### YOUR GOAL
All of the records should be reproduced word for word, but no images may appear in the copy.

### SOURCE MATERIAL
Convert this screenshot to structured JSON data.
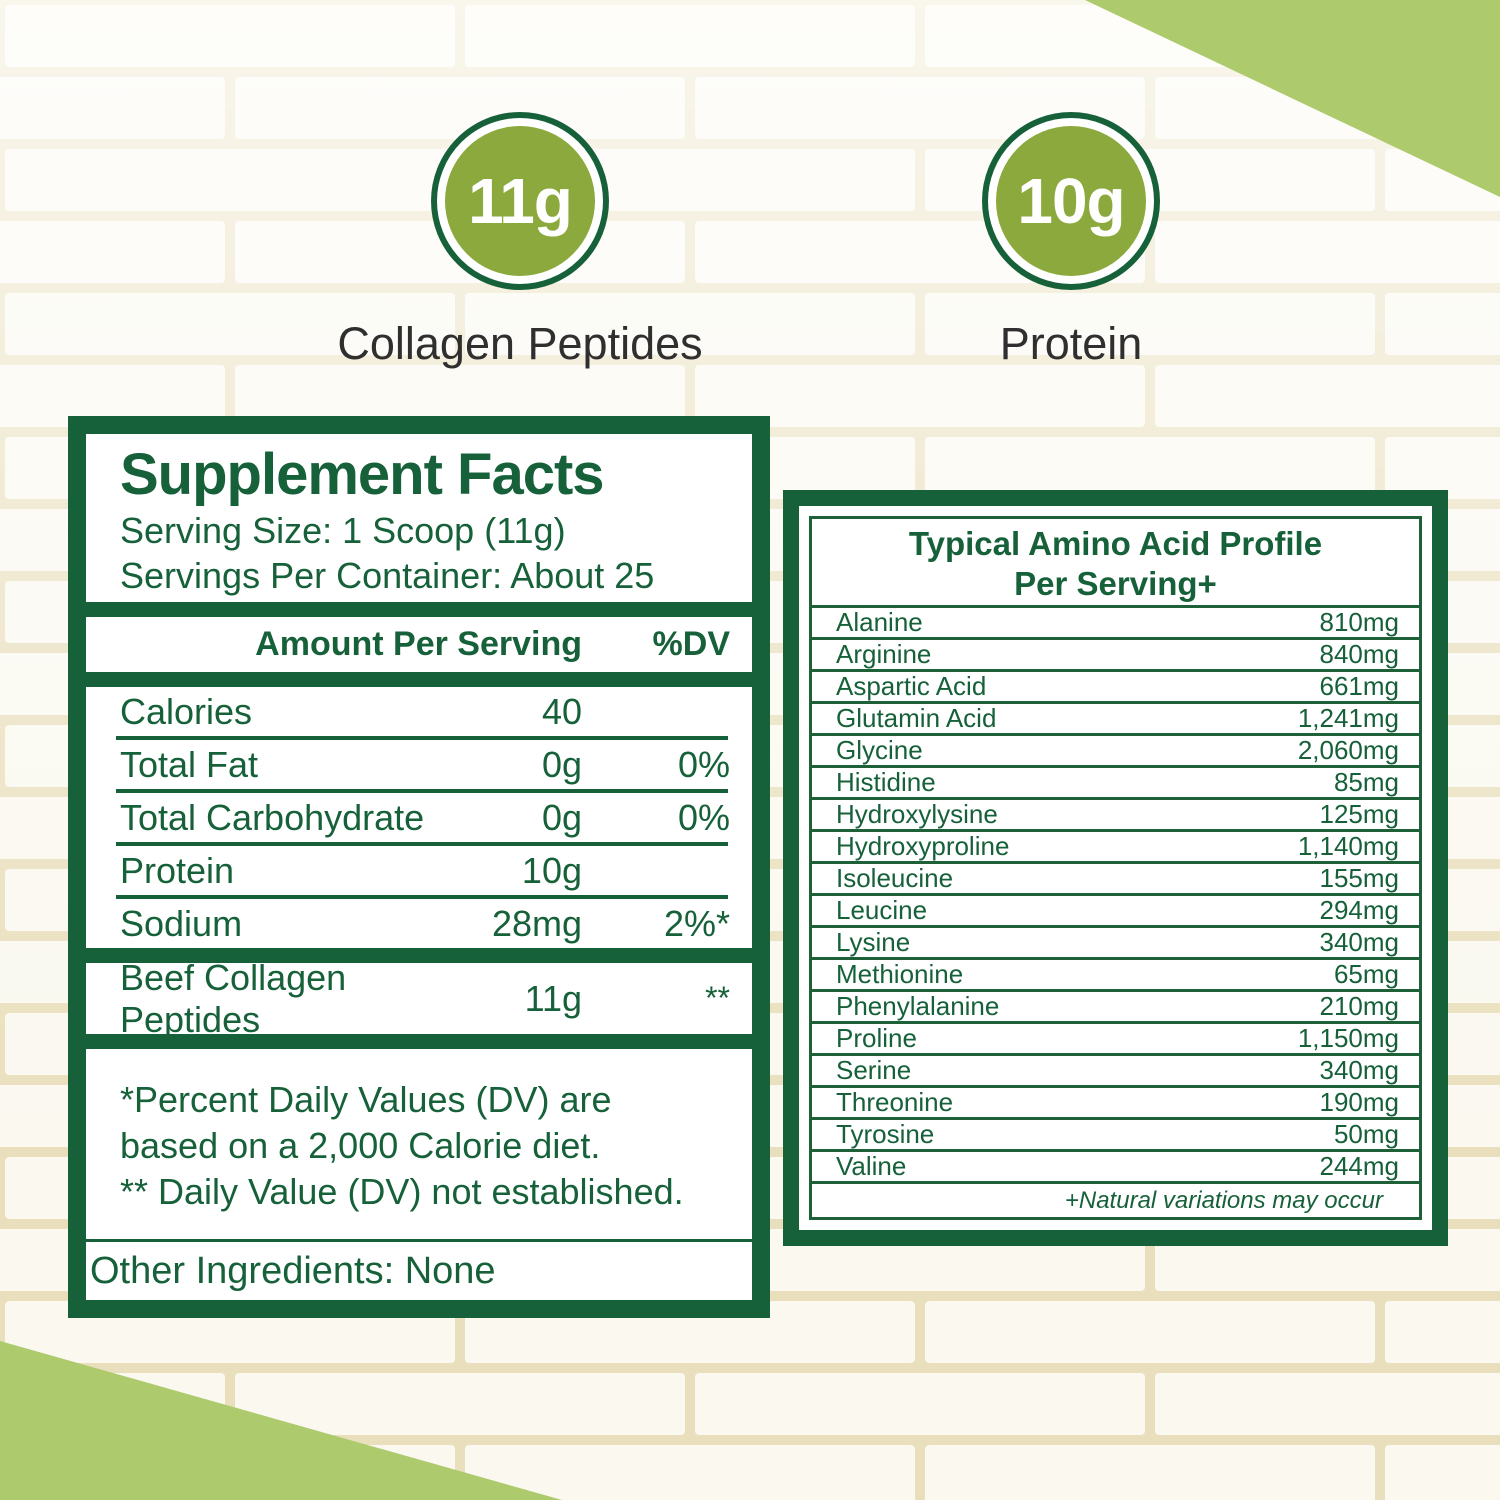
{
  "colors": {
    "green": "#17613A",
    "olive": "#8BA93C",
    "light": "#ADCA6C"
  },
  "badges": [
    {
      "value": "11g",
      "label": "Collagen Peptides"
    },
    {
      "value": "10g",
      "label": "Protein"
    }
  ],
  "supplement_facts": {
    "title": "Supplement Facts",
    "serving_size": "Serving Size: 1 Scoop (11g)",
    "servings_per_container": "Servings Per Container: About 25",
    "amount_header": "Amount Per Serving",
    "dv_header": "%DV",
    "rows": [
      {
        "name": "Calories",
        "amount": "40",
        "dv": ""
      },
      {
        "name": "Total Fat",
        "amount": "0g",
        "dv": "0%"
      },
      {
        "name": "Total Carbohydrate",
        "amount": "0g",
        "dv": "0%"
      },
      {
        "name": "Protein",
        "amount": "10g",
        "dv": ""
      },
      {
        "name": "Sodium",
        "amount": "28mg",
        "dv": "2%*"
      }
    ],
    "ingredient_row": {
      "name": "Beef Collagen Peptides",
      "amount": "11g",
      "dv": "**"
    },
    "footnotes": [
      "*Percent Daily Values (DV) are based on a 2,000 Calorie diet.",
      "** Daily Value (DV) not established."
    ],
    "other_ingredients": "Other Ingredients: None"
  },
  "amino_profile": {
    "title_line1": "Typical Amino Acid Profile",
    "title_line2": "Per Serving+",
    "rows": [
      {
        "name": "Alanine",
        "amount": "810mg"
      },
      {
        "name": "Arginine",
        "amount": "840mg"
      },
      {
        "name": "Aspartic Acid",
        "amount": "661mg"
      },
      {
        "name": "Glutamin Acid",
        "amount": "1,241mg"
      },
      {
        "name": "Glycine",
        "amount": "2,060mg"
      },
      {
        "name": "Histidine",
        "amount": "85mg"
      },
      {
        "name": "Hydroxylysine",
        "amount": "125mg"
      },
      {
        "name": "Hydroxyproline",
        "amount": "1,140mg"
      },
      {
        "name": "Isoleucine",
        "amount": "155mg"
      },
      {
        "name": "Leucine",
        "amount": "294mg"
      },
      {
        "name": "Lysine",
        "amount": "340mg"
      },
      {
        "name": "Methionine",
        "amount": "65mg"
      },
      {
        "name": "Phenylalanine",
        "amount": "210mg"
      },
      {
        "name": "Proline",
        "amount": "1,150mg"
      },
      {
        "name": "Serine",
        "amount": "340mg"
      },
      {
        "name": "Threonine",
        "amount": "190mg"
      },
      {
        "name": "Tyrosine",
        "amount": "50mg"
      },
      {
        "name": "Valine",
        "amount": "244mg"
      }
    ],
    "footnote": "+Natural variations may occur"
  }
}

### RESULT OF THE EXERCISE
Convert this screenshot to structured JSON data.
{
  "colors": {
    "green": "#17613A",
    "olive": "#8BA93C",
    "light": "#ADCA6C"
  },
  "badges": [
    {
      "value": "11g",
      "label": "Collagen Peptides"
    },
    {
      "value": "10g",
      "label": "Protein"
    }
  ],
  "supplement_facts": {
    "title": "Supplement Facts",
    "serving_size": "Serving Size: 1 Scoop (11g)",
    "servings_per_container": "Servings Per Container: About 25",
    "amount_header": "Amount Per Serving",
    "dv_header": "%DV",
    "rows": [
      {
        "name": "Calories",
        "amount": "40",
        "dv": ""
      },
      {
        "name": "Total Fat",
        "amount": "0g",
        "dv": "0%"
      },
      {
        "name": "Total Carbohydrate",
        "amount": "0g",
        "dv": "0%"
      },
      {
        "name": "Protein",
        "amount": "10g",
        "dv": ""
      },
      {
        "name": "Sodium",
        "amount": "28mg",
        "dv": "2%*"
      }
    ],
    "ingredient_row": {
      "name": "Beef Collagen Peptides",
      "amount": "11g",
      "dv": "**"
    },
    "footnotes": [
      "*Percent Daily Values (DV) are based on a 2,000 Calorie diet.",
      "** Daily Value (DV) not established."
    ],
    "other_ingredients": "Other Ingredients: None"
  },
  "amino_profile": {
    "title_line1": "Typical Amino Acid Profile",
    "title_line2": "Per Serving+",
    "rows": [
      {
        "name": "Alanine",
        "amount": "810mg"
      },
      {
        "name": "Arginine",
        "amount": "840mg"
      },
      {
        "name": "Aspartic Acid",
        "amount": "661mg"
      },
      {
        "name": "Glutamin Acid",
        "amount": "1,241mg"
      },
      {
        "name": "Glycine",
        "amount": "2,060mg"
      },
      {
        "name": "Histidine",
        "amount": "85mg"
      },
      {
        "name": "Hydroxylysine",
        "amount": "125mg"
      },
      {
        "name": "Hydroxyproline",
        "amount": "1,140mg"
      },
      {
        "name": "Isoleucine",
        "amount": "155mg"
      },
      {
        "name": "Leucine",
        "amount": "294mg"
      },
      {
        "name": "Lysine",
        "amount": "340mg"
      },
      {
        "name": "Methionine",
        "amount": "65mg"
      },
      {
        "name": "Phenylalanine",
        "amount": "210mg"
      },
      {
        "name": "Proline",
        "amount": "1,150mg"
      },
      {
        "name": "Serine",
        "amount": "340mg"
      },
      {
        "name": "Threonine",
        "amount": "190mg"
      },
      {
        "name": "Tyrosine",
        "amount": "50mg"
      },
      {
        "name": "Valine",
        "amount": "244mg"
      }
    ],
    "footnote": "+Natural variations may occur"
  }
}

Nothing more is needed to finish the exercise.